** START The input **
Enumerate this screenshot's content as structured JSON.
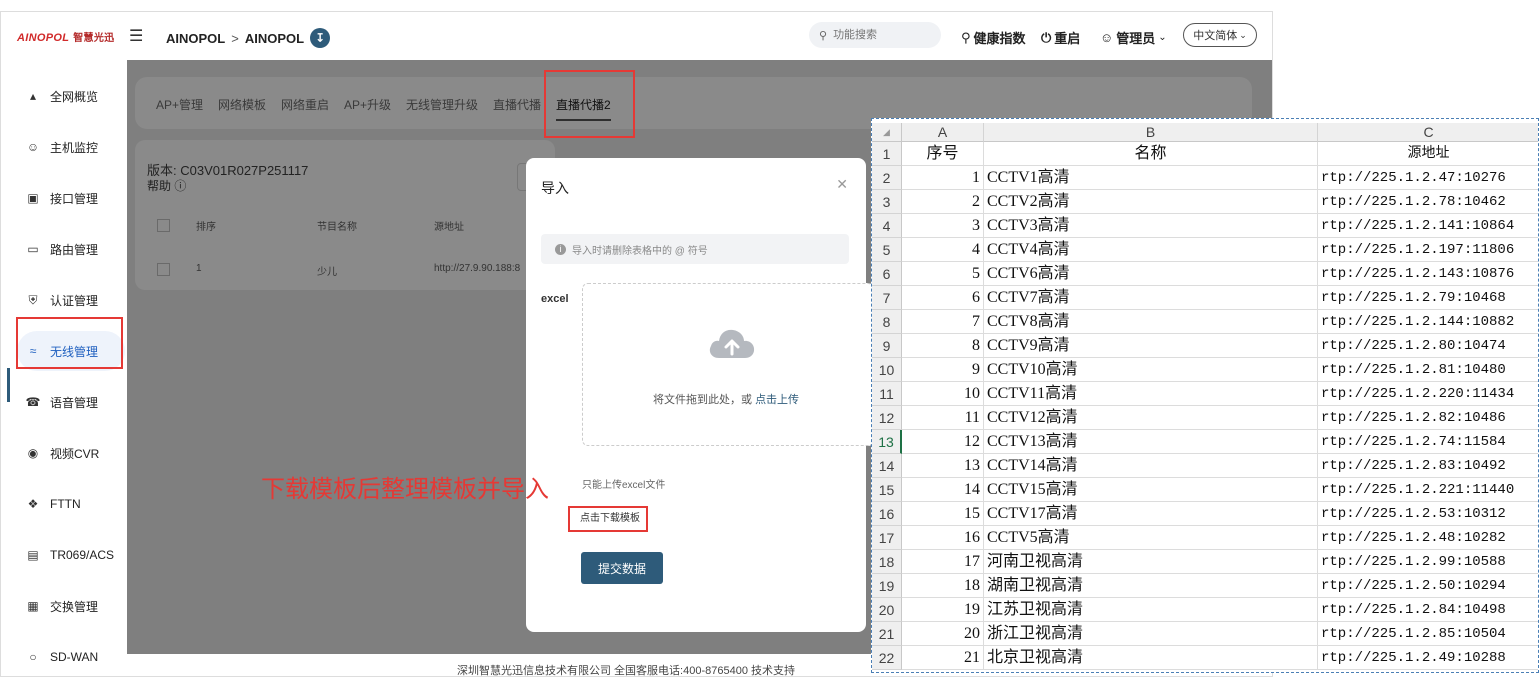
{
  "header": {
    "logo_text": "AINOPOL",
    "logo_cn": "智慧光迅",
    "menu_icon": "menu-icon",
    "breadcrumb": [
      "AINOPOL",
      "AINOPOL"
    ],
    "breadcrumb_separator": ">",
    "breadcrumb_badge_icon": "download-icon",
    "search_placeholder": "功能搜索",
    "health": "健康指数",
    "restart": "重启",
    "admin": "管理员",
    "language": "中文简体"
  },
  "sidebar": {
    "items": [
      {
        "label": "全网概览",
        "icon": "network-icon"
      },
      {
        "label": "主机监控",
        "icon": "user-icon"
      },
      {
        "label": "接口管理",
        "icon": "port-icon"
      },
      {
        "label": "路由管理",
        "icon": "monitor-icon"
      },
      {
        "label": "认证管理",
        "icon": "shield-icon"
      },
      {
        "label": "无线管理",
        "icon": "wifi-icon"
      },
      {
        "label": "语音管理",
        "icon": "sip-icon"
      },
      {
        "label": "视频CVR",
        "icon": "camera-icon"
      },
      {
        "label": "FTTN",
        "icon": "fttn-icon"
      },
      {
        "label": "TR069/ACS",
        "icon": "router-icon"
      },
      {
        "label": "交换管理",
        "icon": "switch-icon"
      },
      {
        "label": "SD-WAN",
        "icon": "sdwan-icon"
      }
    ],
    "active_index": 5
  },
  "tabs": [
    "AP+管理",
    "网络模板",
    "网络重启",
    "AP+升级",
    "无线管理升级",
    "直播代播",
    "直播代播2"
  ],
  "active_tab": 6,
  "version_label": "版本:  C03V01R027P251117",
  "help_label": "帮助",
  "table": {
    "headers": [
      "排序",
      "节目名称",
      "源地址"
    ],
    "rows": [
      [
        "1",
        "少儿",
        "http://27.9.90.188:8"
      ]
    ]
  },
  "footer": "深圳智慧光迅信息技术有限公司   全国客服电话:400-8765400   技术支持",
  "modal": {
    "title": "导入",
    "alert": "导入时请删除表格中的 @ 符号",
    "field_label": "excel",
    "drop_text": "将文件拖到此处，或 ",
    "drop_link": "点击上传",
    "tip": "只能上传excel文件",
    "download_link": "点击下载模板",
    "submit": "提交数据"
  },
  "annotation": "下载模板后整理模板并导入",
  "spreadsheet": {
    "columns": [
      "A",
      "B",
      "C"
    ],
    "header": [
      "序号",
      "名称",
      "源地址"
    ],
    "rows": [
      [
        "1",
        "CCTV1高清",
        "rtp://225.1.2.47:10276"
      ],
      [
        "2",
        "CCTV2高清",
        "rtp://225.1.2.78:10462"
      ],
      [
        "3",
        "CCTV3高清",
        "rtp://225.1.2.141:10864"
      ],
      [
        "4",
        "CCTV4高清",
        "rtp://225.1.2.197:11806"
      ],
      [
        "5",
        "CCTV6高清",
        "rtp://225.1.2.143:10876"
      ],
      [
        "6",
        "CCTV7高清",
        "rtp://225.1.2.79:10468"
      ],
      [
        "7",
        "CCTV8高清",
        "rtp://225.1.2.144:10882"
      ],
      [
        "8",
        "CCTV9高清",
        "rtp://225.1.2.80:10474"
      ],
      [
        "9",
        "CCTV10高清",
        "rtp://225.1.2.81:10480"
      ],
      [
        "10",
        "CCTV11高清",
        "rtp://225.1.2.220:11434"
      ],
      [
        "11",
        "CCTV12高清",
        "rtp://225.1.2.82:10486"
      ],
      [
        "12",
        "CCTV13高清",
        "rtp://225.1.2.74:11584"
      ],
      [
        "13",
        "CCTV14高清",
        "rtp://225.1.2.83:10492"
      ],
      [
        "14",
        "CCTV15高清",
        "rtp://225.1.2.221:11440"
      ],
      [
        "15",
        "CCTV17高清",
        "rtp://225.1.2.53:10312"
      ],
      [
        "16",
        "CCTV5高清",
        "rtp://225.1.2.48:10282"
      ],
      [
        "17",
        "河南卫视高清",
        "rtp://225.1.2.99:10588"
      ],
      [
        "18",
        "湖南卫视高清",
        "rtp://225.1.2.50:10294"
      ],
      [
        "19",
        "江苏卫视高清",
        "rtp://225.1.2.84:10498"
      ],
      [
        "20",
        "浙江卫视高清",
        "rtp://225.1.2.85:10504"
      ],
      [
        "21",
        "北京卫视高清",
        "rtp://225.1.2.49:10288"
      ]
    ],
    "row_numbers": [
      "1",
      "2",
      "3",
      "4",
      "5",
      "6",
      "7",
      "8",
      "9",
      "10",
      "11",
      "12",
      "13",
      "14",
      "15",
      "16",
      "17",
      "18",
      "19",
      "20",
      "21",
      "22"
    ],
    "selected_row": 13
  },
  "colors": {
    "primary": "#2e5b7a",
    "annotation": "#e53935",
    "overlay": "#7f7f7f"
  }
}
** END The input **
* What is asked: Output the material word for word, omitting its pictures.

* Task answer:
Enumerate this screenshot's content as structured JSON.
{
  "header": {
    "logo_text": "AINOPOL",
    "logo_cn": "智慧光迅",
    "menu_icon": "menu-icon",
    "breadcrumb": [
      "AINOPOL",
      "AINOPOL"
    ],
    "breadcrumb_separator": ">",
    "breadcrumb_badge_icon": "download-icon",
    "search_placeholder": "功能搜索",
    "health": "健康指数",
    "restart": "重启",
    "admin": "管理员",
    "language": "中文简体"
  },
  "sidebar": {
    "items": [
      {
        "label": "全网概览",
        "icon": "network-icon"
      },
      {
        "label": "主机监控",
        "icon": "user-icon"
      },
      {
        "label": "接口管理",
        "icon": "port-icon"
      },
      {
        "label": "路由管理",
        "icon": "monitor-icon"
      },
      {
        "label": "认证管理",
        "icon": "shield-icon"
      },
      {
        "label": "无线管理",
        "icon": "wifi-icon"
      },
      {
        "label": "语音管理",
        "icon": "sip-icon"
      },
      {
        "label": "视频CVR",
        "icon": "camera-icon"
      },
      {
        "label": "FTTN",
        "icon": "fttn-icon"
      },
      {
        "label": "TR069/ACS",
        "icon": "router-icon"
      },
      {
        "label": "交换管理",
        "icon": "switch-icon"
      },
      {
        "label": "SD-WAN",
        "icon": "sdwan-icon"
      }
    ],
    "active_index": 5
  },
  "tabs": [
    "AP+管理",
    "网络模板",
    "网络重启",
    "AP+升级",
    "无线管理升级",
    "直播代播",
    "直播代播2"
  ],
  "active_tab": 6,
  "version_label": "版本:  C03V01R027P251117",
  "help_label": "帮助",
  "table": {
    "headers": [
      "排序",
      "节目名称",
      "源地址"
    ],
    "rows": [
      [
        "1",
        "少儿",
        "http://27.9.90.188:8"
      ]
    ]
  },
  "footer": "深圳智慧光迅信息技术有限公司   全国客服电话:400-8765400   技术支持",
  "modal": {
    "title": "导入",
    "alert": "导入时请删除表格中的 @ 符号",
    "field_label": "excel",
    "drop_text": "将文件拖到此处，或 ",
    "drop_link": "点击上传",
    "tip": "只能上传excel文件",
    "download_link": "点击下载模板",
    "submit": "提交数据"
  },
  "annotation": "下载模板后整理模板并导入",
  "spreadsheet": {
    "columns": [
      "A",
      "B",
      "C"
    ],
    "header": [
      "序号",
      "名称",
      "源地址"
    ],
    "rows": [
      [
        "1",
        "CCTV1高清",
        "rtp://225.1.2.47:10276"
      ],
      [
        "2",
        "CCTV2高清",
        "rtp://225.1.2.78:10462"
      ],
      [
        "3",
        "CCTV3高清",
        "rtp://225.1.2.141:10864"
      ],
      [
        "4",
        "CCTV4高清",
        "rtp://225.1.2.197:11806"
      ],
      [
        "5",
        "CCTV6高清",
        "rtp://225.1.2.143:10876"
      ],
      [
        "6",
        "CCTV7高清",
        "rtp://225.1.2.79:10468"
      ],
      [
        "7",
        "CCTV8高清",
        "rtp://225.1.2.144:10882"
      ],
      [
        "8",
        "CCTV9高清",
        "rtp://225.1.2.80:10474"
      ],
      [
        "9",
        "CCTV10高清",
        "rtp://225.1.2.81:10480"
      ],
      [
        "10",
        "CCTV11高清",
        "rtp://225.1.2.220:11434"
      ],
      [
        "11",
        "CCTV12高清",
        "rtp://225.1.2.82:10486"
      ],
      [
        "12",
        "CCTV13高清",
        "rtp://225.1.2.74:11584"
      ],
      [
        "13",
        "CCTV14高清",
        "rtp://225.1.2.83:10492"
      ],
      [
        "14",
        "CCTV15高清",
        "rtp://225.1.2.221:11440"
      ],
      [
        "15",
        "CCTV17高清",
        "rtp://225.1.2.53:10312"
      ],
      [
        "16",
        "CCTV5高清",
        "rtp://225.1.2.48:10282"
      ],
      [
        "17",
        "河南卫视高清",
        "rtp://225.1.2.99:10588"
      ],
      [
        "18",
        "湖南卫视高清",
        "rtp://225.1.2.50:10294"
      ],
      [
        "19",
        "江苏卫视高清",
        "rtp://225.1.2.84:10498"
      ],
      [
        "20",
        "浙江卫视高清",
        "rtp://225.1.2.85:10504"
      ],
      [
        "21",
        "北京卫视高清",
        "rtp://225.1.2.49:10288"
      ]
    ],
    "row_numbers": [
      "1",
      "2",
      "3",
      "4",
      "5",
      "6",
      "7",
      "8",
      "9",
      "10",
      "11",
      "12",
      "13",
      "14",
      "15",
      "16",
      "17",
      "18",
      "19",
      "20",
      "21",
      "22"
    ],
    "selected_row": 13
  },
  "colors": {
    "primary": "#2e5b7a",
    "annotation": "#e53935",
    "overlay": "#7f7f7f"
  }
}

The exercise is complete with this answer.